◆ SOURCE RECORDS ◆
_ _ _ _ _ _ _

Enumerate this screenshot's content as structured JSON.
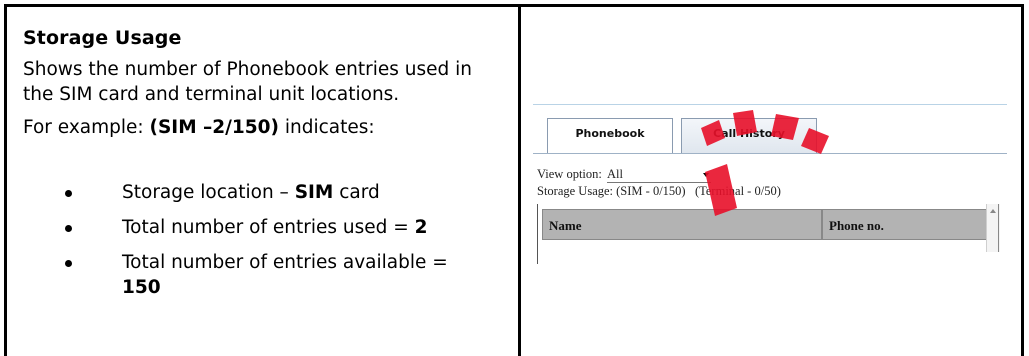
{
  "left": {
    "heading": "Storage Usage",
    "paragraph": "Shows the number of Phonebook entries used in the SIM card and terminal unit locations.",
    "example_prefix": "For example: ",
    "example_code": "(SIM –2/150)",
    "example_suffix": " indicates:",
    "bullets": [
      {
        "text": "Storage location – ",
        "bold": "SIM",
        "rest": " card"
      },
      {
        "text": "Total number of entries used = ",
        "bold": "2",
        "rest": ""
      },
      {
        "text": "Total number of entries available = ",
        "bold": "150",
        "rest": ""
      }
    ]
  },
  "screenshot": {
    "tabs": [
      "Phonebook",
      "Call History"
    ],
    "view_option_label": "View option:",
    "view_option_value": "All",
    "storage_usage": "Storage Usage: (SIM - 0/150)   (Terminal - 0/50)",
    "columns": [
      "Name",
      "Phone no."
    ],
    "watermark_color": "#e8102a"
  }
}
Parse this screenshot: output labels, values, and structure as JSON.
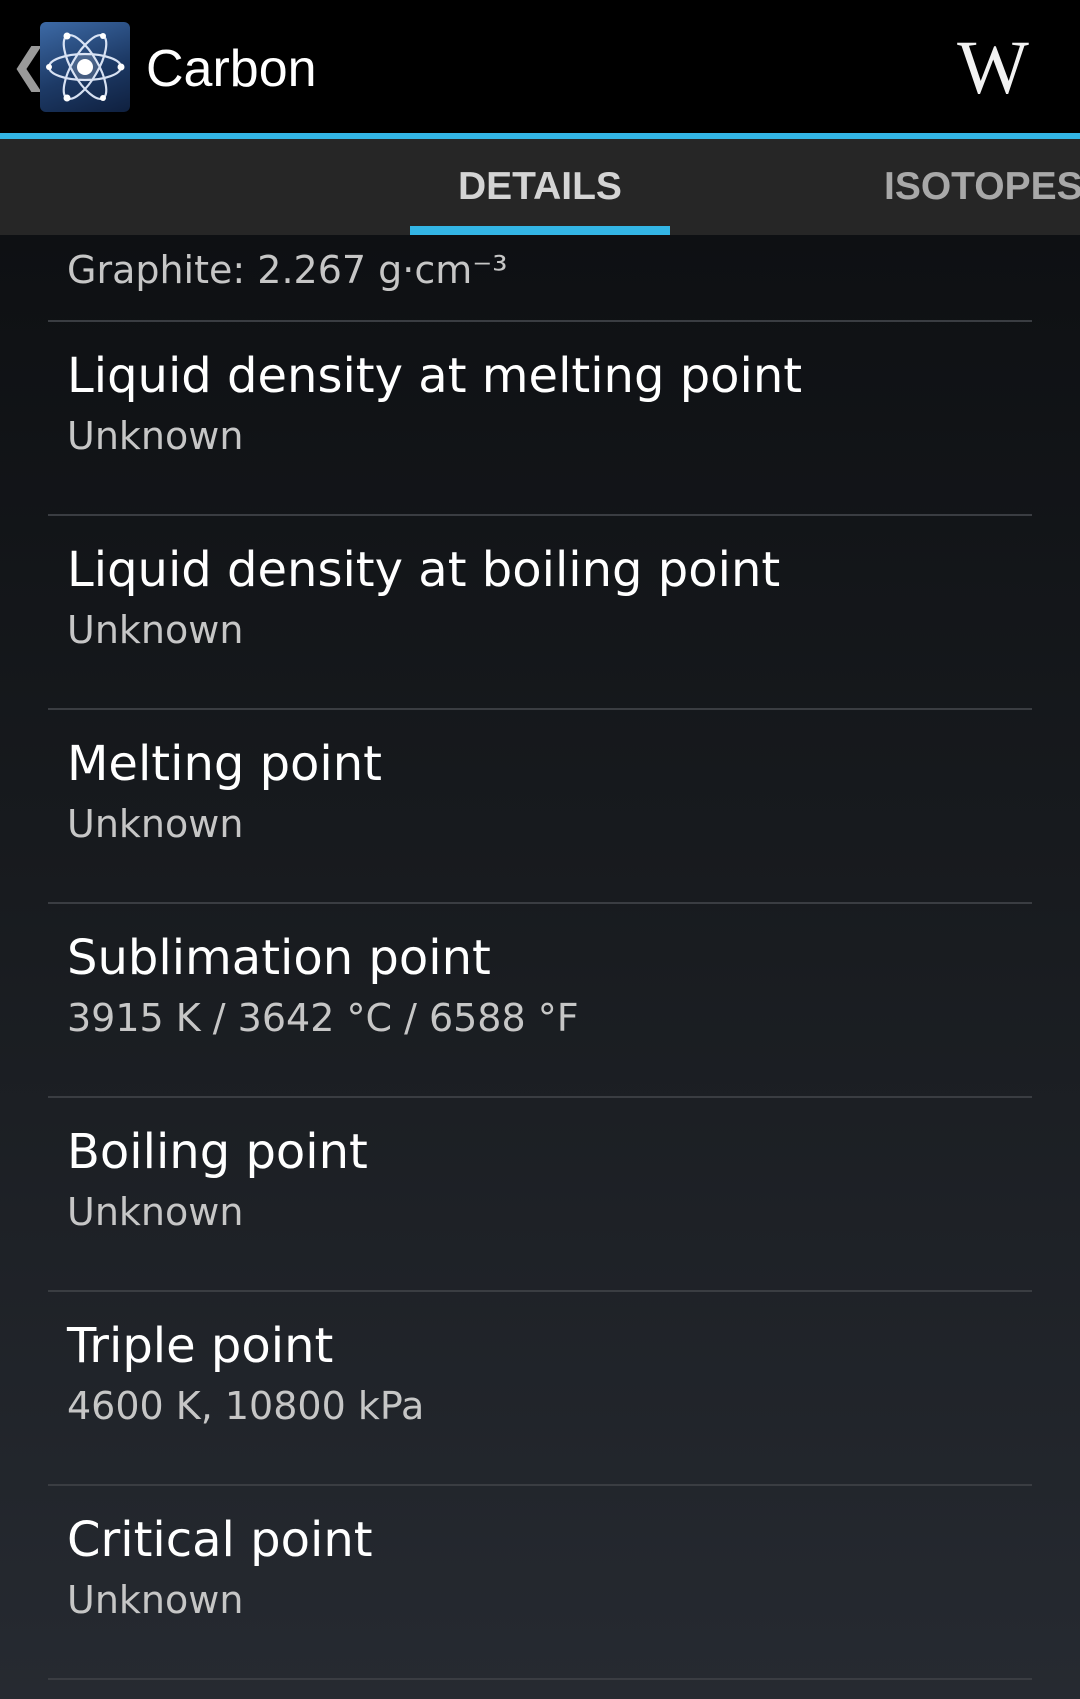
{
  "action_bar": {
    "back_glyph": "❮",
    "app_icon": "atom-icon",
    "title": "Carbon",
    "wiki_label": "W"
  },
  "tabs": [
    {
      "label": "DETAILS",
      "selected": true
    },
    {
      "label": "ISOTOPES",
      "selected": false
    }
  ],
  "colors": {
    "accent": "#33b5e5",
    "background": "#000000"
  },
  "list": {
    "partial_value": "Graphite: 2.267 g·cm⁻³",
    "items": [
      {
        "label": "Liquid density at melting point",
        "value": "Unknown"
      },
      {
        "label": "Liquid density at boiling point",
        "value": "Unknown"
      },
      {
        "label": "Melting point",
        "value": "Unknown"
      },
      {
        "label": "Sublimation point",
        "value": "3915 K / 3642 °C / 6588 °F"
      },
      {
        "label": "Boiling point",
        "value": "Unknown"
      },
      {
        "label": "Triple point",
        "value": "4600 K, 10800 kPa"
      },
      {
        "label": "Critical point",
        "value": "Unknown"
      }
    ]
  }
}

_ _ _ _ _ _ _

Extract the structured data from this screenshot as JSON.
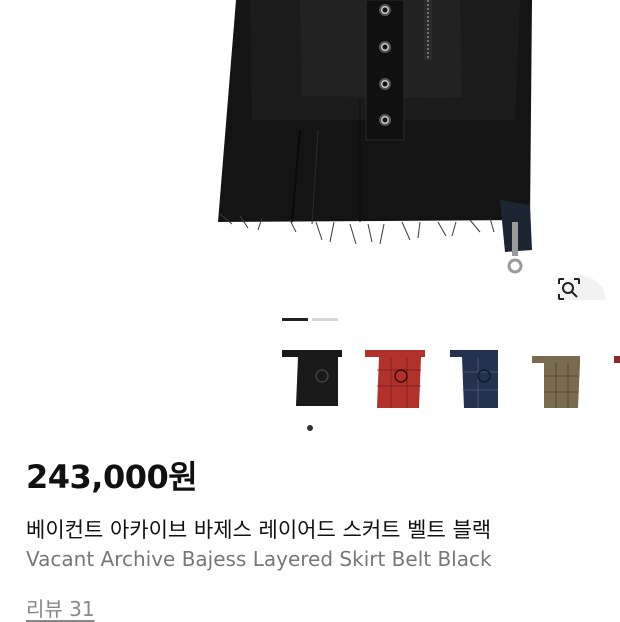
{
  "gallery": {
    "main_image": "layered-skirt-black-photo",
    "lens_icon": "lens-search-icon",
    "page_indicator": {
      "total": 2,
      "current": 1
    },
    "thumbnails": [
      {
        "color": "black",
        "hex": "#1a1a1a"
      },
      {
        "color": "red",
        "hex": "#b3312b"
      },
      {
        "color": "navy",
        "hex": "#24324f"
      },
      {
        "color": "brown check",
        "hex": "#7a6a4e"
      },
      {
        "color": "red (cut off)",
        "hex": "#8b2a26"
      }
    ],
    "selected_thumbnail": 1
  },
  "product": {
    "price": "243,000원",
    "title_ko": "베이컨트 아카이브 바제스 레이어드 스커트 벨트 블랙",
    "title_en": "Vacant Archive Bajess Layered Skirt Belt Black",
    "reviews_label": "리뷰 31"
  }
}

_ _ _ _ _ _ _

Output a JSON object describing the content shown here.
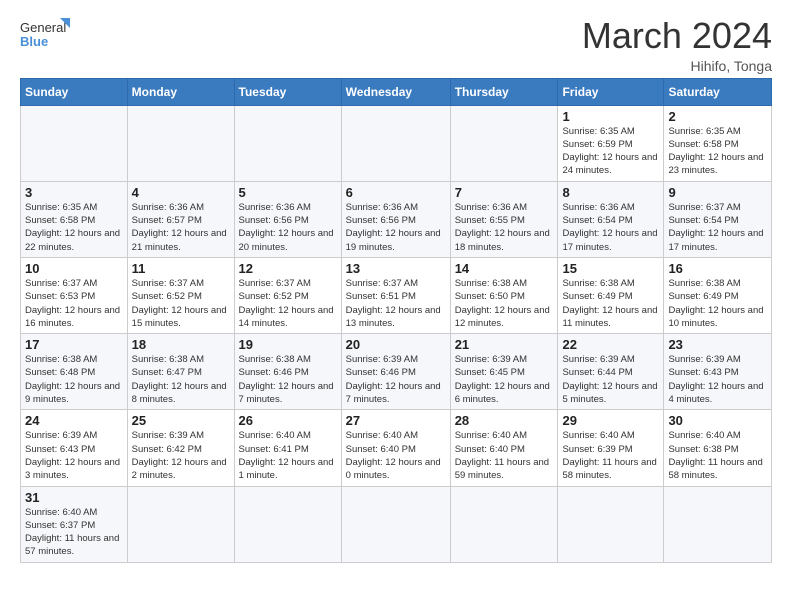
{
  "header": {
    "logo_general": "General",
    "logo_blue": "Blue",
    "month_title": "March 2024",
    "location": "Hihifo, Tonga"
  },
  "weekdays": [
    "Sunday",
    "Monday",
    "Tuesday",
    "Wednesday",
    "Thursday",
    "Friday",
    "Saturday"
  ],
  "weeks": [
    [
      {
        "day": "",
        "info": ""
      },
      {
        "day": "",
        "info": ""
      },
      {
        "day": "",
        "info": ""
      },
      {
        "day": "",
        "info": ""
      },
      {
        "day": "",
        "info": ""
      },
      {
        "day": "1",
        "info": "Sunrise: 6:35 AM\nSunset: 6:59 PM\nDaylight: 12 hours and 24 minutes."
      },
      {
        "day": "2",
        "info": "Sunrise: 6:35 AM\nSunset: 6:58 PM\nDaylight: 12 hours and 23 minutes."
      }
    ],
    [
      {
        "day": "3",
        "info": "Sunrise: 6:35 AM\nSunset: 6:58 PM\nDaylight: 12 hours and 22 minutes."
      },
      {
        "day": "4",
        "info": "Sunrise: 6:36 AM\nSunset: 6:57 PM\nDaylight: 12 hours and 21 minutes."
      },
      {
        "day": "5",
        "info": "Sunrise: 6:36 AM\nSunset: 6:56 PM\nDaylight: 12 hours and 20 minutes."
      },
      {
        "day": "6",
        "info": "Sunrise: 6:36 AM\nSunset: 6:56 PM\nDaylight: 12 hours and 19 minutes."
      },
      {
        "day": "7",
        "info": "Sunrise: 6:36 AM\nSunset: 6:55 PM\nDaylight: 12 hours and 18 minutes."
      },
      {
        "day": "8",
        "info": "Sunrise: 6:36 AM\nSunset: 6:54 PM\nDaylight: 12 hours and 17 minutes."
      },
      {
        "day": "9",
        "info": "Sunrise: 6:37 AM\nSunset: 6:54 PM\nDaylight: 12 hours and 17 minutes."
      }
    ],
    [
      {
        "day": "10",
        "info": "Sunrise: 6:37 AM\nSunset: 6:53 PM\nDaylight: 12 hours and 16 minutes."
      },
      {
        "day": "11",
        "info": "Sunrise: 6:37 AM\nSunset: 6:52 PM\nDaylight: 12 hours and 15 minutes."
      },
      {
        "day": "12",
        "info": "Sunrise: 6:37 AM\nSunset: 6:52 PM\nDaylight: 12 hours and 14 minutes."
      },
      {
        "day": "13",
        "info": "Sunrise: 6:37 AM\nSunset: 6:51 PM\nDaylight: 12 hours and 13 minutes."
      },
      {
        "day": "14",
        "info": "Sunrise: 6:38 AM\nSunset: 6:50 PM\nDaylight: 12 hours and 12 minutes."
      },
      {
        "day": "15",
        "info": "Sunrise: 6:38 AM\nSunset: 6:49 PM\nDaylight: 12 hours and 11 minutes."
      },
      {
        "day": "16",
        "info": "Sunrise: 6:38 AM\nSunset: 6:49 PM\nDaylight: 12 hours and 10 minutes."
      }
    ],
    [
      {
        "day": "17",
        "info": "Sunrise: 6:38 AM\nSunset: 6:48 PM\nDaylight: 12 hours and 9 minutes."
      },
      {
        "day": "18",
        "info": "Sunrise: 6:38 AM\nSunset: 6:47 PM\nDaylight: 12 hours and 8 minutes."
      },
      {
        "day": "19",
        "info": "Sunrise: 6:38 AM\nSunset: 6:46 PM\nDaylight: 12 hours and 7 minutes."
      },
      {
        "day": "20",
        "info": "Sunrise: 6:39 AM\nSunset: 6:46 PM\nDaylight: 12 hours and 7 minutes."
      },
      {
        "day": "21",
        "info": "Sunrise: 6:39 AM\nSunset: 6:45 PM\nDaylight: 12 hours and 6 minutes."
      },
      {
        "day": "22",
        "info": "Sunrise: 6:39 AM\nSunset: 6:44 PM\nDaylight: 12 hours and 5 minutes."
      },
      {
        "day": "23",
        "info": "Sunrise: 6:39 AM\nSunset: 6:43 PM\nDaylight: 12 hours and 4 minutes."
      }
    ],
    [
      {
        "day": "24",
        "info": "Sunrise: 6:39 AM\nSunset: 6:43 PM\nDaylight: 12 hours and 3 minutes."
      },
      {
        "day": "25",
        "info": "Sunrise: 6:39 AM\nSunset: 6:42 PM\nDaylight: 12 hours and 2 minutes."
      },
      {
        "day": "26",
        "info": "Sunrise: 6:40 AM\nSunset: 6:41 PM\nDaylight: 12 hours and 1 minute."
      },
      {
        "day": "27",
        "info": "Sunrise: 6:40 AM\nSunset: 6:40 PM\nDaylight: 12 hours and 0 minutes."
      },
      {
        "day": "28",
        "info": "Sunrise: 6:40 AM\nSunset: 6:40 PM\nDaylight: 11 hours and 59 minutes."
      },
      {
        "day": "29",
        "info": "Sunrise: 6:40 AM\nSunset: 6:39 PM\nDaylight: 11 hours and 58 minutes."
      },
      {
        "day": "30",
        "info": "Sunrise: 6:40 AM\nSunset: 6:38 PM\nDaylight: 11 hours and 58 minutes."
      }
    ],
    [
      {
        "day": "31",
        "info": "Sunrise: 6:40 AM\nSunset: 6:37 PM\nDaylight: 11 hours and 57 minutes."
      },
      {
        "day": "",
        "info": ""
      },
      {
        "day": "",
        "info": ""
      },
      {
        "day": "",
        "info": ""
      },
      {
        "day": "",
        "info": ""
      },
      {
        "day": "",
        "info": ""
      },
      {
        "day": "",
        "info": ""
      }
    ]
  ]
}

_ _ _ _ _ _ _

Provide the number of lines in the data above that contain the string "point", and nothing else.

◆ OUTPUT OF THE EXERCISE ◆
7